[GIVEN TASK] List each line of the data that holds the string "during".

[SOURCE MATERIAL]
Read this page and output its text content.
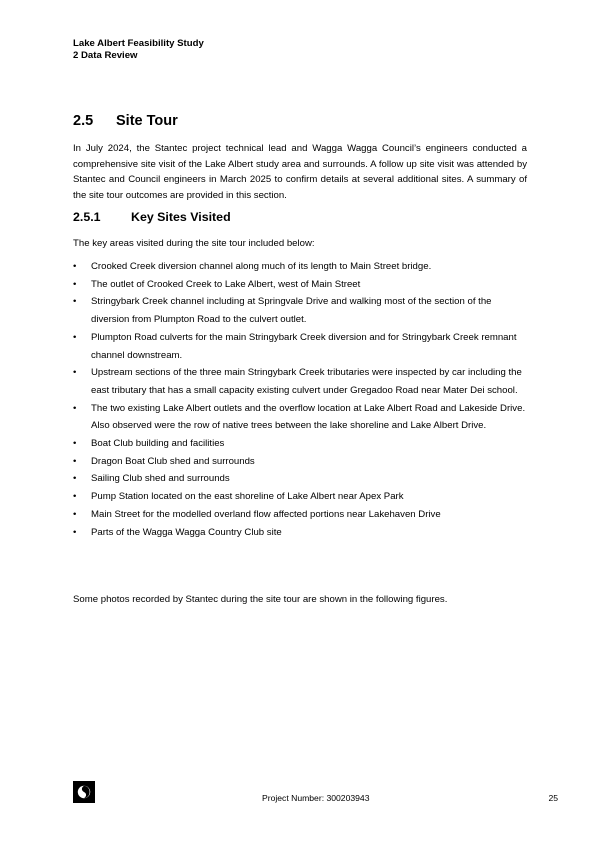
Lake Albert Feasibility Study
2 Data Review
2.5 Site Tour

In July 2024, the Stantec project technical lead and Wagga Wagga Council’s engineers conducted a comprehensive site visit of the Lake Albert study area and surrounds. A follow up site visit was attended by Stantec and Council engineers in March 2025 to confirm details at several additional sites. A summary of the site tour outcomes are provided in this section.

2.5.1 Key Sites Visited

The key areas visited during the site tour included below:

• Crooked Creek diversion channel along much of its length to Main Street bridge.
• The outlet of Crooked Creek to Lake Albert, west of Main Street
• Stringybark Creek channel including at Springvale Drive and walking most of the section of the diversion from Plumpton Road to the culvert outlet.
• Plumpton Road culverts for the main Stringybark Creek diversion and for Stringybark Creek remnant channel downstream.
• Upstream sections of the three main Stringybark Creek tributaries were inspected by car including the east tributary that has a small capacity existing culvert under Gregadoo Road near Mater Dei school.
• The two existing Lake Albert outlets and the overflow location at Lake Albert Road and Lakeside Drive. Also observed were the row of native trees between the lake shoreline and Lake Albert Drive.
• Boat Club building and facilities
• Dragon Boat Club shed and surrounds
• Sailing Club shed and surrounds
• Pump Station located on the east shoreline of Lake Albert near Apex Park
• Main Street for the modelled overland flow affected portions near Lakehaven Drive
• Parts of the Wagga Wagga Country Club site

Some photos recorded by Stantec during the site tour are shown in the following figures.

Project Number: 300203943	25
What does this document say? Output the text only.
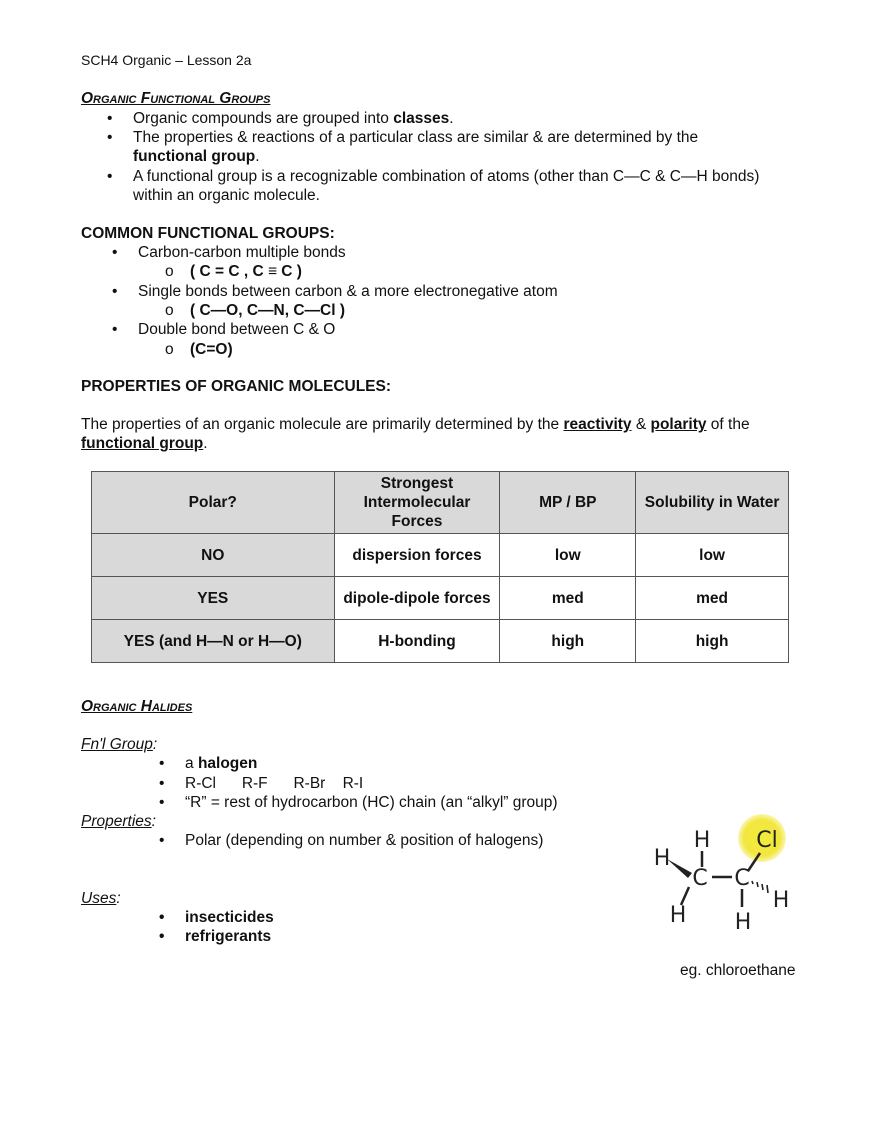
SCH4 Organic – Lesson 2a
Organic Functional Groups
• Organic compounds are grouped into classes.
• The properties & reactions of a particular class are similar & are determined by the
functional group.
• A functional group is a recognizable combination of atoms (other than C—C & C—H bonds)
within an organic molecule.
COMMON FUNCTIONAL GROUPS:
• Carbon-carbon multiple bonds
o ( C = C , C ≡ C )
• Single bonds between carbon & a more electronegative atom
o ( C—O, C—N, C—Cl )
• Double bond between C & O
o (C=O)
PROPERTIES OF ORGANIC MOLECULES:
The properties of an organic molecule are primarily determined by the reactivity & polarity of the
functional group.
Polar?	Strongest Intermolecular Forces	MP / BP	Solubility in Water
NO	dispersion forces	low	low
YES	dipole-dipole forces	med	med
YES (and H—N or H—O)	H-bonding	high	high
Organic Halides
Fn'l Group:
• a halogen
• R-Cl      R-F      R-Br    R-I
• “R” = rest of hydrocarbon (HC) chain (an “alkyl” group)
Properties:
• Polar (depending on number & position of halogens)
Uses:
• insecticides
• refrigerants
H
H
C C
Cl
H H
H
eg. chloroethane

[ANSWER TO THIS PROBLEM]
The key areas visited during the site tour included below:
Some photos recorded by Stantec during the site tour are shown in the following figures.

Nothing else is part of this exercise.